Dataset records on visual material:
━━━━━━━━
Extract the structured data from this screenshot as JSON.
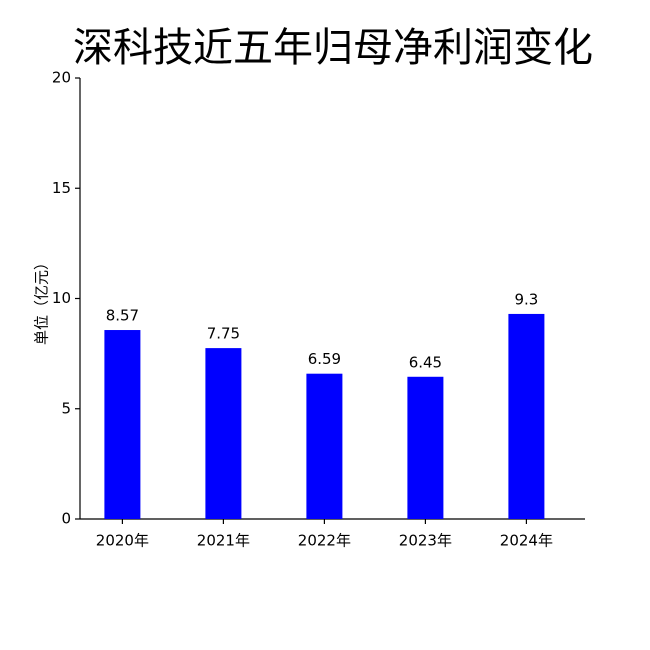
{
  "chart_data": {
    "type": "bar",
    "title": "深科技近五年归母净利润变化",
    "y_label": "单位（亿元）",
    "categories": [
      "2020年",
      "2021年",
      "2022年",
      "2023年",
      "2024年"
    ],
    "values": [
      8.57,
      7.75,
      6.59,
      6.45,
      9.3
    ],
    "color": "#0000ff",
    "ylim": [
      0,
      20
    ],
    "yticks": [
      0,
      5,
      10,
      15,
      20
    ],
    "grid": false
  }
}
━━━━━━━━
JOB
Using the material above, return every line exactly as it appears, minus the pictures.

RESULT FOR THIS TASK
Extract the structured data from this screenshot as JSON.
{
  "chart_data": {
    "type": "bar",
    "title": "深科技近五年归母净利润变化",
    "y_label": "单位（亿元）",
    "categories": [
      "2020年",
      "2021年",
      "2022年",
      "2023年",
      "2024年"
    ],
    "values": [
      8.57,
      7.75,
      6.59,
      6.45,
      9.3
    ],
    "color": "#0000ff",
    "ylim": [
      0,
      20
    ],
    "yticks": [
      0,
      5,
      10,
      15,
      20
    ],
    "grid": false
  }
}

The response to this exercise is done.